Dataset items
%%
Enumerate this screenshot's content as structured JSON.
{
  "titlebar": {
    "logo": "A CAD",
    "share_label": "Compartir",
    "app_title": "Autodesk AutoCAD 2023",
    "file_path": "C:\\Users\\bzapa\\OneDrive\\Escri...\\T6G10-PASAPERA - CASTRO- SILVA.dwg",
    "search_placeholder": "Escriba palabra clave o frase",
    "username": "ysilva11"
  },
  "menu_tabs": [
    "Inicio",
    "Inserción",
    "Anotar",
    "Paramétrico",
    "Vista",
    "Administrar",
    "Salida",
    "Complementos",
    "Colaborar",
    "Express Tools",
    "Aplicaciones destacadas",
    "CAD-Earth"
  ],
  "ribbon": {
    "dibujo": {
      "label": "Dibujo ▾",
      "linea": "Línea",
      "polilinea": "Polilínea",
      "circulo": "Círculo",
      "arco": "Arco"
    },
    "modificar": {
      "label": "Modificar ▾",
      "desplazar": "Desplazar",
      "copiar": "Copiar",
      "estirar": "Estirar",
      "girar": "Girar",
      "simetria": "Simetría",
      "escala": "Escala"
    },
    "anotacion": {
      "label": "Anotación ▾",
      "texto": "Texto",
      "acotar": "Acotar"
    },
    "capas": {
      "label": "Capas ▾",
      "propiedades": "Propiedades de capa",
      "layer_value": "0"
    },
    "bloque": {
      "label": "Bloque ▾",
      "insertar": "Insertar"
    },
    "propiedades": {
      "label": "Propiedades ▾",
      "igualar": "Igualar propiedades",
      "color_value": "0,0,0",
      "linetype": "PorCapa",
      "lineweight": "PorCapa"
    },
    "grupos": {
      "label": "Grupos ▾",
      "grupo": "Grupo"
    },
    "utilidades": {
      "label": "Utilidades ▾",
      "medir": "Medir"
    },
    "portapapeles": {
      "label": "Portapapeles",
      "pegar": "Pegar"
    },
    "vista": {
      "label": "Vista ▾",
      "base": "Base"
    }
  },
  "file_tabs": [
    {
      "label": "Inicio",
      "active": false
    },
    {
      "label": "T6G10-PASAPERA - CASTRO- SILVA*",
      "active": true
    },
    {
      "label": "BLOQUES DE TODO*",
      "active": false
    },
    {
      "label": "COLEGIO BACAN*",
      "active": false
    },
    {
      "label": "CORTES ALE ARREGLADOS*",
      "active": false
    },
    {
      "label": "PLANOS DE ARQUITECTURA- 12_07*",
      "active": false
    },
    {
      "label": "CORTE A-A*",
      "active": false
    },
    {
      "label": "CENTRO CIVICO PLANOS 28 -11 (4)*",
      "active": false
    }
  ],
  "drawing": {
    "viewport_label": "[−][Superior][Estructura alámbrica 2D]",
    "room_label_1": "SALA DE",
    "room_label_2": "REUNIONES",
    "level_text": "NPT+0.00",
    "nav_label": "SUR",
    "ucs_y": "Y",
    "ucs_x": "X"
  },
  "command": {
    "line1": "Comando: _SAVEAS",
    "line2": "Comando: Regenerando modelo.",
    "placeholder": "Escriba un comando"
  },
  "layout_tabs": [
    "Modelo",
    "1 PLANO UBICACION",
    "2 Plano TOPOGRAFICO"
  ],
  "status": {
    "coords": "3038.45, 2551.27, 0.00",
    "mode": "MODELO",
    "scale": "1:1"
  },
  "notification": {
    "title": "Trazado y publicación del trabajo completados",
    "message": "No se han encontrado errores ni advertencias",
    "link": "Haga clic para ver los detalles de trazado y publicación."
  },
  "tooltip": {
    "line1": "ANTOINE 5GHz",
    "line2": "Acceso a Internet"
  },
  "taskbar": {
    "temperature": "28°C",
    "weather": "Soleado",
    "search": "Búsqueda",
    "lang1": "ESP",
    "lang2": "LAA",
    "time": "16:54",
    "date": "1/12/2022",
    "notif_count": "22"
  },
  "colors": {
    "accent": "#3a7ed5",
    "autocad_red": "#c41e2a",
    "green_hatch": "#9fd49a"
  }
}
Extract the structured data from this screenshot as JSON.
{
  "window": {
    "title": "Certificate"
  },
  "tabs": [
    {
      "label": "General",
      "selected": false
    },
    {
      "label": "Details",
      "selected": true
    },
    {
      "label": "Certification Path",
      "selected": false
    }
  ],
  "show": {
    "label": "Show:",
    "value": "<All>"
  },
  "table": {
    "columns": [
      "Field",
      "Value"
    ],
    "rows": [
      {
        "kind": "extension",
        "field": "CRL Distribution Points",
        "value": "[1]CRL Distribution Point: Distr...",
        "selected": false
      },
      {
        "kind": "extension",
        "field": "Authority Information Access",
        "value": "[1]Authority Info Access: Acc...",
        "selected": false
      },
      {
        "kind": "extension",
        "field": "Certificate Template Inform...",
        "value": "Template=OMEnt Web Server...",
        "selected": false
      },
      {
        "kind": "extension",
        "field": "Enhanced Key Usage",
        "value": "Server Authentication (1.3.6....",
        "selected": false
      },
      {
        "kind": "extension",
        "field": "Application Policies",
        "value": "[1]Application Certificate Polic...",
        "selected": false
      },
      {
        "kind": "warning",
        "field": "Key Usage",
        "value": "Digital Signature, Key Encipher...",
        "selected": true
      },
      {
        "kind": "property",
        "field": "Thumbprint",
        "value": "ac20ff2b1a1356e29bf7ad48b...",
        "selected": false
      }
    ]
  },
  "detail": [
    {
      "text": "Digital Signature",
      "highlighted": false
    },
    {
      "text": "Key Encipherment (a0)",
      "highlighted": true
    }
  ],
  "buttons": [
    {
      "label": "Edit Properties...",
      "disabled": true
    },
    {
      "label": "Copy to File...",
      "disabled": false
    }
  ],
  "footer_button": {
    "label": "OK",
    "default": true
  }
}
%%
Above are the records. Copy every line in them holding "structured".

• Reply:
Enumerate this screenshot's content as structured JSON.
Extract the structured data from this screenshot as JSON.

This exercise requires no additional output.